[Short task]: Would you set down every entry shown below, precisely as written?

[Material provided]:
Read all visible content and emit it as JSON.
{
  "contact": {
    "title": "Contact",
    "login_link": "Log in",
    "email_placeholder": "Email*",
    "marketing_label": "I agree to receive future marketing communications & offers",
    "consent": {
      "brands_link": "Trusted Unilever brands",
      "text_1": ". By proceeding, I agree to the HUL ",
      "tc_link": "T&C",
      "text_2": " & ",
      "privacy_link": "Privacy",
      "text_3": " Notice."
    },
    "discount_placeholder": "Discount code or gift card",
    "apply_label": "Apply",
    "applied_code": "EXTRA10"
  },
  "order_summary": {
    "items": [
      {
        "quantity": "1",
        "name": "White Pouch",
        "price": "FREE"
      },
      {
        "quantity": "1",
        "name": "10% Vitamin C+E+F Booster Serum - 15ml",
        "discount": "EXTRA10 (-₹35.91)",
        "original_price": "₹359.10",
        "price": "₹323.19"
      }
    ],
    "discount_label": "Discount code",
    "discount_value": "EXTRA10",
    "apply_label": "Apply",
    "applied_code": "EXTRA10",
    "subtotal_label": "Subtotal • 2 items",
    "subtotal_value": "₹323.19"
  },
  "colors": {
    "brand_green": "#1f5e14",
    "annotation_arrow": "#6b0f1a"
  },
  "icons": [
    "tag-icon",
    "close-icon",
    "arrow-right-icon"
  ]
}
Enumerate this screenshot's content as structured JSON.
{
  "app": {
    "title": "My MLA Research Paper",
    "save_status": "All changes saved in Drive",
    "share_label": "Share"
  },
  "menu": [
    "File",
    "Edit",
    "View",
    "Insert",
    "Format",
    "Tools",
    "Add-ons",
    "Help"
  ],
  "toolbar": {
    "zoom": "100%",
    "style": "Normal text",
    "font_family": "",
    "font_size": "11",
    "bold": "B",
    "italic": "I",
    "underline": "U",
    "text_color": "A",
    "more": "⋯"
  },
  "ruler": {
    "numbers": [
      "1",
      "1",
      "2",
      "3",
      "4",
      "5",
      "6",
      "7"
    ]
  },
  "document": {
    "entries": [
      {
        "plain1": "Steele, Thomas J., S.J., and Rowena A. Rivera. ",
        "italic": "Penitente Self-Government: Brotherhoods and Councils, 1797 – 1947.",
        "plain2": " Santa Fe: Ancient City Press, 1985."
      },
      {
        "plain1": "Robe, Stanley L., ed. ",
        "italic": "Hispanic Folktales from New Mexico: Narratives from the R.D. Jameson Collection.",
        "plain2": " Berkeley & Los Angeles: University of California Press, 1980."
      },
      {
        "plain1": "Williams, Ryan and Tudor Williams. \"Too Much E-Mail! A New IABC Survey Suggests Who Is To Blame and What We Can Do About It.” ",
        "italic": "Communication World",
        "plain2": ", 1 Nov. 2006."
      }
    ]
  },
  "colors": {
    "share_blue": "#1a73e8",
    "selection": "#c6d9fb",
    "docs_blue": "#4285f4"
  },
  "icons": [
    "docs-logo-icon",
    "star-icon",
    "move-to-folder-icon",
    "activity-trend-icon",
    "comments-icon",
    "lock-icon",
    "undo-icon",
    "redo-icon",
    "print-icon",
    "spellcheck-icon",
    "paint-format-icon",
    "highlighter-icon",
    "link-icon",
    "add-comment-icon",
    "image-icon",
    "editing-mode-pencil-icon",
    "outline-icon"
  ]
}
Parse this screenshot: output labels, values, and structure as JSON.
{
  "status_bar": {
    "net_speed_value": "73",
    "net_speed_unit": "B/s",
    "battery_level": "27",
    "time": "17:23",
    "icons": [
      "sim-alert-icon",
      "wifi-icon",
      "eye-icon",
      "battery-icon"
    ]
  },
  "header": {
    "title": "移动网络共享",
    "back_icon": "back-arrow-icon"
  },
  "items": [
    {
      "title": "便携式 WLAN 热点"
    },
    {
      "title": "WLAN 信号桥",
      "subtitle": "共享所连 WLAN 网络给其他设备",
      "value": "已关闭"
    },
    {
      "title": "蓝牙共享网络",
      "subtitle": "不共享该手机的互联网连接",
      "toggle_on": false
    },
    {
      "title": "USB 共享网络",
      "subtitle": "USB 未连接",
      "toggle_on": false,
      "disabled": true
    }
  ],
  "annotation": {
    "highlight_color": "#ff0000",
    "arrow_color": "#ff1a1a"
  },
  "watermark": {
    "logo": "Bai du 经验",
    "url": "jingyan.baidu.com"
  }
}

[Exercise response]:
Read all visible content and emit it as JSON.
{
  "contact": {
    "title": "Contact",
    "login_link": "Log in",
    "email_placeholder": "Email*",
    "marketing_label": "I agree to receive future marketing communications & offers",
    "consent": {
      "brands_link": "Trusted Unilever brands",
      "text_1": ". By proceeding, I agree to the HUL ",
      "tc_link": "T&C",
      "text_2": " & ",
      "privacy_link": "Privacy",
      "text_3": " Notice."
    },
    "discount_placeholder": "Discount code or gift card",
    "apply_label": "Apply",
    "applied_code": "EXTRA10"
  },
  "order_summary": {
    "items": [
      {
        "quantity": "1",
        "name": "White Pouch",
        "price": "FREE"
      },
      {
        "quantity": "1",
        "name": "10% Vitamin C+E+F Booster Serum - 15ml",
        "discount": "EXTRA10 (-₹35.91)",
        "original_price": "₹359.10",
        "price": "₹323.19"
      }
    ],
    "discount_label": "Discount code",
    "discount_value": "EXTRA10",
    "apply_label": "Apply",
    "applied_code": "EXTRA10",
    "subtotal_label": "Subtotal • 2 items",
    "subtotal_value": "₹323.19"
  },
  "colors": {
    "brand_green": "#1f5e14",
    "annotation_arrow": "#6b0f1a"
  },
  "icons": [
    "tag-icon",
    "close-icon",
    "arrow-right-icon"
  ]
}
Enumerate this screenshot's content as structured JSON.
{
  "app": {
    "title": "My MLA Research Paper",
    "save_status": "All changes saved in Drive",
    "share_label": "Share"
  },
  "menu": [
    "File",
    "Edit",
    "View",
    "Insert",
    "Format",
    "Tools",
    "Add-ons",
    "Help"
  ],
  "toolbar": {
    "zoom": "100%",
    "style": "Normal text",
    "font_family": "",
    "font_size": "11",
    "bold": "B",
    "italic": "I",
    "underline": "U",
    "text_color": "A",
    "more": "⋯"
  },
  "ruler": {
    "numbers": [
      "1",
      "1",
      "2",
      "3",
      "4",
      "5",
      "6",
      "7"
    ]
  },
  "document": {
    "entries": [
      {
        "plain1": "Steele, Thomas J., S.J., and Rowena A. Rivera. ",
        "italic": "Penitente Self-Government: Brotherhoods and Councils, 1797 – 1947.",
        "plain2": " Santa Fe: Ancient City Press, 1985."
      },
      {
        "plain1": "Robe, Stanley L., ed. ",
        "italic": "Hispanic Folktales from New Mexico: Narratives from the R.D. Jameson Collection.",
        "plain2": " Berkeley & Los Angeles: University of California Press, 1980."
      },
      {
        "plain1": "Williams, Ryan and Tudor Williams. \"Too Much E-Mail! A New IABC Survey Suggests Who Is To Blame and What We Can Do About It.” ",
        "italic": "Communication World",
        "plain2": ", 1 Nov. 2006."
      }
    ]
  },
  "colors": {
    "share_blue": "#1a73e8",
    "selection": "#c6d9fb",
    "docs_blue": "#4285f4"
  },
  "icons": [
    "docs-logo-icon",
    "star-icon",
    "move-to-folder-icon",
    "activity-trend-icon",
    "comments-icon",
    "lock-icon",
    "undo-icon",
    "redo-icon",
    "print-icon",
    "spellcheck-icon",
    "paint-format-icon",
    "highlighter-icon",
    "link-icon",
    "add-comment-icon",
    "image-icon",
    "editing-mode-pencil-icon",
    "outline-icon"
  ]
}
Parse this screenshot: output labels, values, and structure as JSON.
{
  "status_bar": {
    "net_speed_value": "73",
    "net_speed_unit": "B/s",
    "battery_level": "27",
    "time": "17:23",
    "icons": [
      "sim-alert-icon",
      "wifi-icon",
      "eye-icon",
      "battery-icon"
    ]
  },
  "header": {
    "title": "移动网络共享",
    "back_icon": "back-arrow-icon"
  },
  "items": [
    {
      "title": "便携式 WLAN 热点"
    },
    {
      "title": "WLAN 信号桥",
      "subtitle": "共享所连 WLAN 网络给其他设备",
      "value": "已关闭"
    },
    {
      "title": "蓝牙共享网络",
      "subtitle": "不共享该手机的互联网连接",
      "toggle_on": false
    },
    {
      "title": "USB 共享网络",
      "subtitle": "USB 未连接",
      "toggle_on": false,
      "disabled": true
    }
  ],
  "annotation": {
    "highlight_color": "#ff0000",
    "arrow_color": "#ff1a1a"
  },
  "watermark": {
    "logo": "Bai du 经验",
    "url": "jingyan.baidu.com"
  }
}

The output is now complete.